● **Exercise details**
Find the string "value" in the entries and copy each line that has it.

● **Raw records**
# # # # #
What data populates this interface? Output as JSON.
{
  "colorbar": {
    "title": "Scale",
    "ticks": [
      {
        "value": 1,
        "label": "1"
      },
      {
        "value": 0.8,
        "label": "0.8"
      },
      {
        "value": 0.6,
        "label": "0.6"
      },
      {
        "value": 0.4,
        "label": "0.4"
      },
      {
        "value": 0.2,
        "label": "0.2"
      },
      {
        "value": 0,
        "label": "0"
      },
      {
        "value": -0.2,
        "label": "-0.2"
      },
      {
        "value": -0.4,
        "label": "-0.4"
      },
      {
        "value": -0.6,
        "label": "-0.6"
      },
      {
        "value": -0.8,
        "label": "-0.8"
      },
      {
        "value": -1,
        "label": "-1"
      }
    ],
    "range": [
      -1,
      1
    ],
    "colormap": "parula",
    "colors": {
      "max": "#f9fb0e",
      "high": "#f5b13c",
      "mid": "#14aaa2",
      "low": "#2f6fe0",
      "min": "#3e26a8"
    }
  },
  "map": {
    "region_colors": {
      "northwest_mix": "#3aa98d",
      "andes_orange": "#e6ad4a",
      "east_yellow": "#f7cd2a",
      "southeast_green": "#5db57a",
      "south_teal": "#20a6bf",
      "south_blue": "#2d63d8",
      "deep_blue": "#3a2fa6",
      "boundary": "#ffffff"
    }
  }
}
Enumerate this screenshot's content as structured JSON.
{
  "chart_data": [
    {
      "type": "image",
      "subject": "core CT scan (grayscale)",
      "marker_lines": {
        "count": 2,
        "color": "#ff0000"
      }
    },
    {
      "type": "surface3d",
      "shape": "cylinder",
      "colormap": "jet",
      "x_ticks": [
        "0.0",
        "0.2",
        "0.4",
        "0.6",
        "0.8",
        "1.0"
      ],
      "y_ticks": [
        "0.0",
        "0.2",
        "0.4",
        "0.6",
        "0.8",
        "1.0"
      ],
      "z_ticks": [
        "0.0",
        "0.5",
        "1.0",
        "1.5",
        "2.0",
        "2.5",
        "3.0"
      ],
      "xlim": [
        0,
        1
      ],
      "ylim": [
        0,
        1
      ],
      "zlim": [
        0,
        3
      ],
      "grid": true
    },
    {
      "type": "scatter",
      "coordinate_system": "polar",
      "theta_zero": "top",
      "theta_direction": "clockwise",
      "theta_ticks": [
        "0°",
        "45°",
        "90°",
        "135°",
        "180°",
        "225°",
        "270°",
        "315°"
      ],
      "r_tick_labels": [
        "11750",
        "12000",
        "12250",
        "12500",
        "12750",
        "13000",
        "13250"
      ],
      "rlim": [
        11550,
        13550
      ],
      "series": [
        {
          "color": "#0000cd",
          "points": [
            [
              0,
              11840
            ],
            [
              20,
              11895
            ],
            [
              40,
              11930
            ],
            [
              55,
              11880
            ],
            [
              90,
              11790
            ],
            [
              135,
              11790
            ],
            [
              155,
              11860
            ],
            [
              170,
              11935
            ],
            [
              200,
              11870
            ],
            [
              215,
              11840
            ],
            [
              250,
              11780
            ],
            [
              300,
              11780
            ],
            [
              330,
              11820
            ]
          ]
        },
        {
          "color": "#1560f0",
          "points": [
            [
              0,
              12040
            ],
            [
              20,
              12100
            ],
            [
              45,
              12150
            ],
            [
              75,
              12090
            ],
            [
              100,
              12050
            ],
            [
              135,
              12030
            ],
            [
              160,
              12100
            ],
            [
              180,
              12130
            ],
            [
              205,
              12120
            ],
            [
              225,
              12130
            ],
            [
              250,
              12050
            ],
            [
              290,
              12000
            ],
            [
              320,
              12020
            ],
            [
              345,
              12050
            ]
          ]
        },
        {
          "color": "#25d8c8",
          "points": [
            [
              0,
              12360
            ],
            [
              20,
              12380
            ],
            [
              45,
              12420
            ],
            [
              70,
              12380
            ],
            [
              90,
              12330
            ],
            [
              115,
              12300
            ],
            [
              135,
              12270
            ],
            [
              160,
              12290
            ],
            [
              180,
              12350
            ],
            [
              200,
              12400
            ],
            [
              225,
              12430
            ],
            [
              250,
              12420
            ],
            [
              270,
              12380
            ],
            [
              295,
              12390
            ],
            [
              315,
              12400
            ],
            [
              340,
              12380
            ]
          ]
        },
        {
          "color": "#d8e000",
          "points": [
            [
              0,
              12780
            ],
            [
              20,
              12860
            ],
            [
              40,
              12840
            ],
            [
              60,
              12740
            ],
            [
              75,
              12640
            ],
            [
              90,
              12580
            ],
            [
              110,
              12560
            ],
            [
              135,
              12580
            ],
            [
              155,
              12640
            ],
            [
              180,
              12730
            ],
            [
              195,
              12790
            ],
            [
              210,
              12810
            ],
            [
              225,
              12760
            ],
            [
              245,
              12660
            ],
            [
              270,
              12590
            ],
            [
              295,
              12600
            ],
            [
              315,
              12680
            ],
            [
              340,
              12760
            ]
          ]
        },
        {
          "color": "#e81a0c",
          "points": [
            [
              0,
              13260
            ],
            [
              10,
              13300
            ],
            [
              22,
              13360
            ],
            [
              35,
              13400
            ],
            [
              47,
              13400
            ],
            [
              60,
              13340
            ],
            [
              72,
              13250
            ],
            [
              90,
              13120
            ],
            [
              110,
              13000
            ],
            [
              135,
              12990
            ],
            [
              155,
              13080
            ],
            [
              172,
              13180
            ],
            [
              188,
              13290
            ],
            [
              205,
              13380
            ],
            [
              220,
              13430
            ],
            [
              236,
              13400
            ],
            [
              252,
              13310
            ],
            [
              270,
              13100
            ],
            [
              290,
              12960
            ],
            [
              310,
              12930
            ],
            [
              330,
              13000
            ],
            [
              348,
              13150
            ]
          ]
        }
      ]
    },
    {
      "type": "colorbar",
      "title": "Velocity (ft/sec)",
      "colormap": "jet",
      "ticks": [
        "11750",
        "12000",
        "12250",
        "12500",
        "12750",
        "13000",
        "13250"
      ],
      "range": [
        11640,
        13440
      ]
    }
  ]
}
# # # # #
● **Response to this exercise**
        "value": 1,
        "value": 0.8,
        "value": 0.6,
        "value": 0.4,
        "value": 0.2,
        "value": 0,
        "value": -0.2,
        "value": -0.4,
        "value": -0.6,
        "value": -0.8,
        "value": -1,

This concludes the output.